Saved entries
* * *

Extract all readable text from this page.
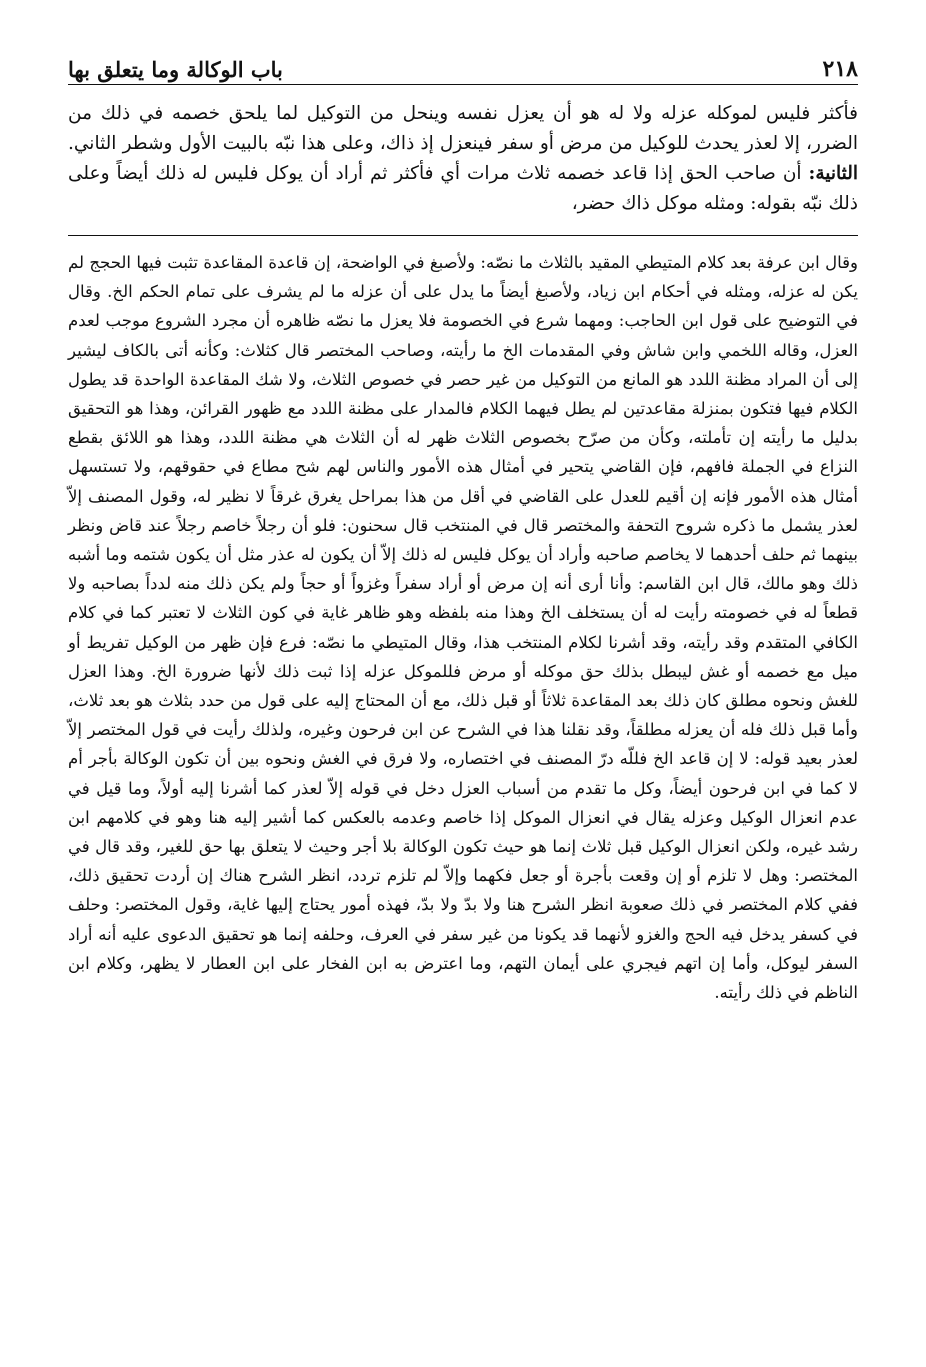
٢١٨
باب الوكالة وما يتعلق بها
فأكثر فليس لموكله عزله ولا له هو أن يعزل نفسه وينحل من التوكيل لما يلحق خصمه في ذلك من الضرر، إلا لعذر يحدث للوكيل من مرض أو سفر فينعزل إذ ذاك، وعلى هذا نبّه بالبيت الأول وشطر الثاني. الثانية: أن صاحب الحق إذا قاعد خصمه ثلاث مرات أي فأكثر ثم أراد أن يوكل فليس له ذلك أيضاً وعلى ذلك نبّه بقوله: ومثله موكل ذاك حضر،

وقال ابن عرفة بعد كلام المتيطي المقيد بالثلاث ما نصّه: ولأصبغ في الواضحة، إن قاعدة المقاعدة تثبت فيها الحجج لم يكن له عزله، ومثله في أحكام ابن زياد، ولأصبغ أيضاً ما يدل على أن عزله ما لم يشرف على تمام الحكم الخ. وقال في التوضيح على قول ابن الحاجب: ومهما شرع في الخصومة فلا يعزل ما نصّه ظاهره أن مجرد الشروع موجب لعدم العزل، وقاله اللخمي وابن شاش وفي المقدمات الخ ما رأيته، وصاحب المختصر قال كثلاث: وكأنه أتى بالكاف ليشير إلى أن المراد مظنة اللدد هو المانع من التوكيل من غير حصر في خصوص الثلاث، ولا شك المقاعدة الواحدة قد يطول الكلام فيها فتكون بمنزلة مقاعدتين لم يطل فيهما الكلام فالمدار على مظنة اللدد مع ظهور القرائن، وهذا هو التحقيق بدليل ما رأيته إن تأملته، وكأن من صرّح بخصوص الثلاث ظهر له أن الثلاث هي مظنة اللدد، وهذا هو اللائق بقطع النزاع في الجملة فافهم، فإن القاضي يتحير في أمثال هذه الأمور والناس لهم شح مطاع في حقوقهم، ولا تستسهل أمثال هذه الأمور فإنه إن أقيم للعدل على القاضي في أقل من هذا بمراحل يغرق غرقاً لا نظير له، وقول المصنف إلاّ لعذر يشمل ما ذكره شروح التحفة والمختصر قال في المنتخب قال سحنون: فلو أن رجلاً خاصم رجلاً عند قاض ونظر بينهما ثم حلف أحدهما لا يخاصم صاحبه وأراد أن يوكل فليس له ذلك إلاّ أن يكون له عذر مثل أن يكون شتمه وما أشبه ذلك وهو مالك، قال ابن القاسم: وأنا أرى أنه إن مرض أو أراد سفراً وغزواً أو حجاً ولم يكن ذلك منه لدداً بصاحبه ولا قطعاً له في خصومته رأيت له أن يستخلف الخ وهذا منه بلفظه وهو ظاهر غاية في كون الثلاث لا تعتبر كما في كلام الكافي المتقدم وقد رأيته، وقد أشرنا لكلام المنتخب هذا، وقال المتيطي ما نصّه: فرع فإن ظهر من الوكيل تفريط أو ميل مع خصمه أو غش ليبطل بذلك حق موكله أو مرض فللموكل عزله إذا ثبت ذلك لأنها ضرورة الخ. وهذا العزل للغش ونحوه مطلق كان ذلك بعد المقاعدة ثلاثاً أو قبل ذلك، مع أن المحتاج إليه على قول من حدد بثلاث هو بعد ثلاث، وأما قبل ذلك فله أن يعزله مطلقاً، وقد نقلنا هذا في الشرح عن ابن فرحون وغيره، ولذلك رأيت في قول المختصر إلاّ لعذر بعيد قوله: لا إن قاعد الخ فللّه درّ المصنف في اختصاره، ولا فرق في الغش ونحوه بين أن تكون الوكالة بأجر أم لا كما في ابن فرحون أيضاً، وكل ما تقدم من أسباب العزل دخل في قوله إلاّ لعذر كما أشرنا إليه أولاً، وما قيل في عدم انعزال الوكيل وعزله يقال في انعزال الموكل إذا خاصم وعدمه بالعكس كما أشير إليه هنا وهو في كلامهم ابن رشد غيره، ولكن انعزال الوكيل قبل ثلاث إنما هو حيث تكون الوكالة بلا أجر وحيث لا يتعلق بها حق للغير، وقد قال في المختصر: وهل لا تلزم أو إن وقعت بأجرة أو جعل فكهما وإلاّ لم تلزم تردد، انظر الشرح هناك إن أردت تحقيق ذلك، ففي كلام المختصر في ذلك صعوبة انظر الشرح هنا ولا بدّ ولا بدّ، فهذه أمور يحتاج إليها غاية، وقول المختصر: وحلف في كسفر يدخل فيه الحج والغزو لأنهما قد يكونا من غير سفر في العرف، وحلفه إنما هو تحقيق الدعوى عليه أنه أراد السفر ليوكل، وأما إن اتهم فيجري على أيمان التهم، وما اعترض به ابن الفخار على ابن العطار لا يظهر، وكلام ابن الناظم في ذلك رأيته.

* * *

Quote the data above in full and without alteration; skip the pictures.

(Task answer)
Extract all readable text from this page.
٢١٨
باب الوكالة وما يتعلق بها
فأكثر فليس لموكله عزله ولا له هو أن يعزل نفسه وينحل من التوكيل لما يلحق خصمه في ذلك من الضرر، إلا لعذر يحدث للوكيل من مرض أو سفر فينعزل إذ ذاك، وعلى هذا نبّه بالبيت الأول وشطر الثاني. الثانية: أن صاحب الحق إذا قاعد خصمه ثلاث مرات أي فأكثر ثم أراد أن يوكل فليس له ذلك أيضاً وعلى ذلك نبّه بقوله: ومثله موكل ذاك حضر،

وقال ابن عرفة بعد كلام المتيطي المقيد بالثلاث ما نصّه: ولأصبغ في الواضحة، إن قاعدة المقاعدة تثبت فيها الحجج لم يكن له عزله، ومثله في أحكام ابن زياد، ولأصبغ أيضاً ما يدل على أن عزله ما لم يشرف على تمام الحكم الخ. وقال في التوضيح على قول ابن الحاجب: ومهما شرع في الخصومة فلا يعزل ما نصّه ظاهره أن مجرد الشروع موجب لعدم العزل، وقاله اللخمي وابن شاش وفي المقدمات الخ ما رأيته، وصاحب المختصر قال كثلاث: وكأنه أتى بالكاف ليشير إلى أن المراد مظنة اللدد هو المانع من التوكيل من غير حصر في خصوص الثلاث، ولا شك المقاعدة الواحدة قد يطول الكلام فيها فتكون بمنزلة مقاعدتين لم يطل فيهما الكلام فالمدار على مظنة اللدد مع ظهور القرائن، وهذا هو التحقيق بدليل ما رأيته إن تأملته، وكأن من صرّح بخصوص الثلاث ظهر له أن الثلاث هي مظنة اللدد، وهذا هو اللائق بقطع النزاع في الجملة فافهم، فإن القاضي يتحير في أمثال هذه الأمور والناس لهم شح مطاع في حقوقهم، ولا تستسهل أمثال هذه الأمور فإنه إن أقيم للعدل على القاضي في أقل من هذا بمراحل يغرق غرقاً لا نظير له، وقول المصنف إلاّ لعذر يشمل ما ذكره شروح التحفة والمختصر قال في المنتخب قال سحنون: فلو أن رجلاً خاصم رجلاً عند قاض ونظر بينهما ثم حلف أحدهما لا يخاصم صاحبه وأراد أن يوكل فليس له ذلك إلاّ أن يكون له عذر مثل أن يكون شتمه وما أشبه ذلك وهو مالك، قال ابن القاسم: وأنا أرى أنه إن مرض أو أراد سفراً وغزواً أو حجاً ولم يكن ذلك منه لدداً بصاحبه ولا قطعاً له في خصومته رأيت له أن يستخلف الخ وهذا منه بلفظه وهو ظاهر غاية في كون الثلاث لا تعتبر كما في كلام الكافي المتقدم وقد رأيته، وقد أشرنا لكلام المنتخب هذا، وقال المتيطي ما نصّه: فرع فإن ظهر من الوكيل تفريط أو ميل مع خصمه أو غش ليبطل بذلك حق موكله أو مرض فللموكل عزله إذا ثبت ذلك لأنها ضرورة الخ. وهذا العزل للغش ونحوه مطلق كان ذلك بعد المقاعدة ثلاثاً أو قبل ذلك، مع أن المحتاج إليه على قول من حدد بثلاث هو بعد ثلاث، وأما قبل ذلك فله أن يعزله مطلقاً، وقد نقلنا هذا في الشرح عن ابن فرحون وغيره، ولذلك رأيت في قول المختصر إلاّ لعذر بعيد قوله: لا إن قاعد الخ فللّه درّ المصنف في اختصاره، ولا فرق في الغش ونحوه بين أن تكون الوكالة بأجر أم لا كما في ابن فرحون أيضاً، وكل ما تقدم من أسباب العزل دخل في قوله إلاّ لعذر كما أشرنا إليه أولاً، وما قيل في عدم انعزال الوكيل وعزله يقال في انعزال الموكل إذا خاصم وعدمه بالعكس كما أشير إليه هنا وهو في كلامهم ابن رشد غيره، ولكن انعزال الوكيل قبل ثلاث إنما هو حيث تكون الوكالة بلا أجر وحيث لا يتعلق بها حق للغير، وقد قال في المختصر: وهل لا تلزم أو إن وقعت بأجرة أو جعل فكهما وإلاّ لم تلزم تردد، انظر الشرح هناك إن أردت تحقيق ذلك، ففي كلام المختصر في ذلك صعوبة انظر الشرح هنا ولا بدّ ولا بدّ، فهذه أمور يحتاج إليها غاية، وقول المختصر: وحلف في كسفر يدخل فيه الحج والغزو لأنهما قد يكونا من غير سفر في العرف، وحلفه إنما هو تحقيق الدعوى عليه أنه أراد السفر ليوكل، وأما إن اتهم فيجري على أيمان التهم، وما اعترض به ابن الفخار على ابن العطار لا يظهر، وكلام ابن الناظم في ذلك رأيته.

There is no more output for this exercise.